WRITTEN INSTRUCTION -
Pull out every line from the start of the records down to the line containing "staticText: 9 bbox=[235, 350, 241, 362]", inclusive, and reproduce them verbatim.

Records from a collection

--- --- ---

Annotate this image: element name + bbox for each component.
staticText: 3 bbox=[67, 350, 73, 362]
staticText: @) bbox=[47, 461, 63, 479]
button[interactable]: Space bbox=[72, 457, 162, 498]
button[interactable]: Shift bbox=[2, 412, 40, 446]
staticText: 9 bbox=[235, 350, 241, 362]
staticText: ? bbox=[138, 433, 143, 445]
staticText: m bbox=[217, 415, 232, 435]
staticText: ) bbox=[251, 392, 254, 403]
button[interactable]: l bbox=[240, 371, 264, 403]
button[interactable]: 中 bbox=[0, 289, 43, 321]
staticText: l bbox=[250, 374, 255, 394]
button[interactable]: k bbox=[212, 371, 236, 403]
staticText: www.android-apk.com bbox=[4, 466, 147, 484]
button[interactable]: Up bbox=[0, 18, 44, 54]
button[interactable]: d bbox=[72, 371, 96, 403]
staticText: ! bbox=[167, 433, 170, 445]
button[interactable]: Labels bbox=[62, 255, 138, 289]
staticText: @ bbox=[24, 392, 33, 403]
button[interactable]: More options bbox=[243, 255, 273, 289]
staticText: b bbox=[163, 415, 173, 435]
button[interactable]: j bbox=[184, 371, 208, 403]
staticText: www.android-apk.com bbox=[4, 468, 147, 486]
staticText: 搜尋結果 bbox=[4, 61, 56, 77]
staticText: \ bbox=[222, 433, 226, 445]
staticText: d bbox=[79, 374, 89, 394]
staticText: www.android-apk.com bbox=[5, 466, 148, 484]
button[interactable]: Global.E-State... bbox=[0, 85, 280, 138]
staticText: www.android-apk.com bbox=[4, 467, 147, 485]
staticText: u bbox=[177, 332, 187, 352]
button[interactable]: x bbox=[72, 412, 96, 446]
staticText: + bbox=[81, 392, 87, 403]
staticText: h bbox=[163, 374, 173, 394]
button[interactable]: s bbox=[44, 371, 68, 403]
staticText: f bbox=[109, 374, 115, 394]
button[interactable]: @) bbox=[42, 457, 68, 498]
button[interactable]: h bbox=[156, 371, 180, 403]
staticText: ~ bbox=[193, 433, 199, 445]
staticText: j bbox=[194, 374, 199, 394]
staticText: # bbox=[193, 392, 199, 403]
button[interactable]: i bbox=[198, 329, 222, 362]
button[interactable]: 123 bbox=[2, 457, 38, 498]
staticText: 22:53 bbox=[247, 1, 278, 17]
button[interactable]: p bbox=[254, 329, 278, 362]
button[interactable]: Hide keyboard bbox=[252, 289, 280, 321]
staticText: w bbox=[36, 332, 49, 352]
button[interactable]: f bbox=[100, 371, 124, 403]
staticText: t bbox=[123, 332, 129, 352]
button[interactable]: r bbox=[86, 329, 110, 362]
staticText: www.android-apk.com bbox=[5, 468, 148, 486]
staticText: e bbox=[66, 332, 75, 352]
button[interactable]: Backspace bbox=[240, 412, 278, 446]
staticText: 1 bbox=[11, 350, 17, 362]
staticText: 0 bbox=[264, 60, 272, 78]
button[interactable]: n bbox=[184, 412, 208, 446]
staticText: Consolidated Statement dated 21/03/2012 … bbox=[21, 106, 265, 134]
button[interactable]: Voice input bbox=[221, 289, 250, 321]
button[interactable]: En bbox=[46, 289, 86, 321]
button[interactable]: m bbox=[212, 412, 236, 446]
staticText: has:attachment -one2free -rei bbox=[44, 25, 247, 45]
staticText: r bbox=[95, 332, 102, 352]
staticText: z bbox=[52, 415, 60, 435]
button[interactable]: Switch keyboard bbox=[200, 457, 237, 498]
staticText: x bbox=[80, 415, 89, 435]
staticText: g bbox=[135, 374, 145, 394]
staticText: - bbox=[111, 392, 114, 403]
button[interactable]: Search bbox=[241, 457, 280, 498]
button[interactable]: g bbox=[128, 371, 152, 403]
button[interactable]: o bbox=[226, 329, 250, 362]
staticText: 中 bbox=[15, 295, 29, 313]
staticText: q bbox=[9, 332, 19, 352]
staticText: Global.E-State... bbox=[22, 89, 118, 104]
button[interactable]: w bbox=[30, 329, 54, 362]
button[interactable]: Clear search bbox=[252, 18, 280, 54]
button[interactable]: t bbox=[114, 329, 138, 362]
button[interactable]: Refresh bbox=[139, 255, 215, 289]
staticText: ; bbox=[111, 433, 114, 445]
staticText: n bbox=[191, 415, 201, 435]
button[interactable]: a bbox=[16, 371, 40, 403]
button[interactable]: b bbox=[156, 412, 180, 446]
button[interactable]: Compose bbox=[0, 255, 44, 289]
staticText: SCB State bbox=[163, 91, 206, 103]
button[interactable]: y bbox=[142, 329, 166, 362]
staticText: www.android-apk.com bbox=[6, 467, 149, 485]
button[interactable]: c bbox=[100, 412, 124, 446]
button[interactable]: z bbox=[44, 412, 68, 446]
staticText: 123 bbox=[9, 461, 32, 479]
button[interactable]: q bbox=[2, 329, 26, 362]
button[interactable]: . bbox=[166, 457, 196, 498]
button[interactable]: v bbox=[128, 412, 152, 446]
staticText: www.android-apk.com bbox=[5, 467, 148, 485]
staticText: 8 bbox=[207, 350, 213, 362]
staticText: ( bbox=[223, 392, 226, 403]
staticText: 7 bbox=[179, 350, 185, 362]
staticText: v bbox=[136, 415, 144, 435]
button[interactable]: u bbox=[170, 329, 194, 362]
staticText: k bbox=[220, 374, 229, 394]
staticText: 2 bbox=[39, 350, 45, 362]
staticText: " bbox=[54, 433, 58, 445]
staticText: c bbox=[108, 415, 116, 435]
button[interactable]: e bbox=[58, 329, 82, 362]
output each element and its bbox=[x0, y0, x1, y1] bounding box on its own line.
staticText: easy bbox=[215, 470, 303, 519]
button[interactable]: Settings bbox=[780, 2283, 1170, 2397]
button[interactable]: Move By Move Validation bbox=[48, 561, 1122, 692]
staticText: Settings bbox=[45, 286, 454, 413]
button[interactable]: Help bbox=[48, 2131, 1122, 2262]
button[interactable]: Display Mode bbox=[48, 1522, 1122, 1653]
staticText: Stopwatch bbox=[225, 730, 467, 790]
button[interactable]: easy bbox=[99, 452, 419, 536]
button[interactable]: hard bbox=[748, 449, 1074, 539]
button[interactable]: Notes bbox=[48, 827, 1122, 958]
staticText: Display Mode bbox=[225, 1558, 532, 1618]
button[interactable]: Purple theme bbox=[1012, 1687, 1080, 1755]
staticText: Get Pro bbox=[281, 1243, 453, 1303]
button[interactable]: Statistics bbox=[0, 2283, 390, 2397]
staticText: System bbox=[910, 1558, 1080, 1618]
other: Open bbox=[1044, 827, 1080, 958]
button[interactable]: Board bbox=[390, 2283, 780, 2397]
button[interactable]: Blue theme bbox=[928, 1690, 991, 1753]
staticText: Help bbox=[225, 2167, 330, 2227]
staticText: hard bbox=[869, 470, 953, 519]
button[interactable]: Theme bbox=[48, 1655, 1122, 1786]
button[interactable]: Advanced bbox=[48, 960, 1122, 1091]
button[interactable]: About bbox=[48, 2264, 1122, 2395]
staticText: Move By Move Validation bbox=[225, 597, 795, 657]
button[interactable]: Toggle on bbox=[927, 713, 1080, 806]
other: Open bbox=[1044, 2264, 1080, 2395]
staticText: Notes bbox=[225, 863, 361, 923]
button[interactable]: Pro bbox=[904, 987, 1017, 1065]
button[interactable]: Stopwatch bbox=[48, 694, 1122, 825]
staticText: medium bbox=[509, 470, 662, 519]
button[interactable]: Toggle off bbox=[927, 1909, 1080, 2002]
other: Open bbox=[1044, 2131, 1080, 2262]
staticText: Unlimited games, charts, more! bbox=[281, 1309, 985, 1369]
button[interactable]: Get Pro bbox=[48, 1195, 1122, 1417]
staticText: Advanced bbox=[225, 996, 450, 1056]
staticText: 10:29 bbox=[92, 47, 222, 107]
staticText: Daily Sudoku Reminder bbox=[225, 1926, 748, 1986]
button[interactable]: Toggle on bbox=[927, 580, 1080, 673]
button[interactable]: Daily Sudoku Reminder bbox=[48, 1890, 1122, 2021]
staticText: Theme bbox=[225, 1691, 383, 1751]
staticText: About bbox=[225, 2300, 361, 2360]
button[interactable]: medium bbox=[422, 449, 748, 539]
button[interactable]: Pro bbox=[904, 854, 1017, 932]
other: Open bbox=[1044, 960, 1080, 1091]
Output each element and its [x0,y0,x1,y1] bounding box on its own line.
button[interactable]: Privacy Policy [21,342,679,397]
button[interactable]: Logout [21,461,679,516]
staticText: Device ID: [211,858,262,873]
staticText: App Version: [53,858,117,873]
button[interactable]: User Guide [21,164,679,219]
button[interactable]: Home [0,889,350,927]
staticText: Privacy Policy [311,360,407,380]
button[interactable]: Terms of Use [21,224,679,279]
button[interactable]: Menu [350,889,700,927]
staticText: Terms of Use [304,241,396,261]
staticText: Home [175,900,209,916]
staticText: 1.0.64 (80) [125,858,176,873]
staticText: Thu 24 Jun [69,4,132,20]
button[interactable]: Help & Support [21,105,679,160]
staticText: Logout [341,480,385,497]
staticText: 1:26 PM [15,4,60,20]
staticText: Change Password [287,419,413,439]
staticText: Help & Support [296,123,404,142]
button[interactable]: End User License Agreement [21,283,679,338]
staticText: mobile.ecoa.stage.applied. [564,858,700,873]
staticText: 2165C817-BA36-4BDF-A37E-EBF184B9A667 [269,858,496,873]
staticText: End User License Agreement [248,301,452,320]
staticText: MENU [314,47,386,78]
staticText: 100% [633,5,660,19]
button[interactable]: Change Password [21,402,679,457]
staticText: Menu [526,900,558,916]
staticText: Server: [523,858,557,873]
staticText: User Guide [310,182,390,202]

--- --- ---

SOLUTION TO THE PROBLEM -
Annotate this image: element name + bbox for each component.
staticText: 3 bbox=[67, 350, 73, 362]
staticText: @) bbox=[47, 461, 63, 479]
button[interactable]: Space bbox=[72, 457, 162, 498]
button[interactable]: Shift bbox=[2, 412, 40, 446]
staticText: 9 bbox=[235, 350, 241, 362]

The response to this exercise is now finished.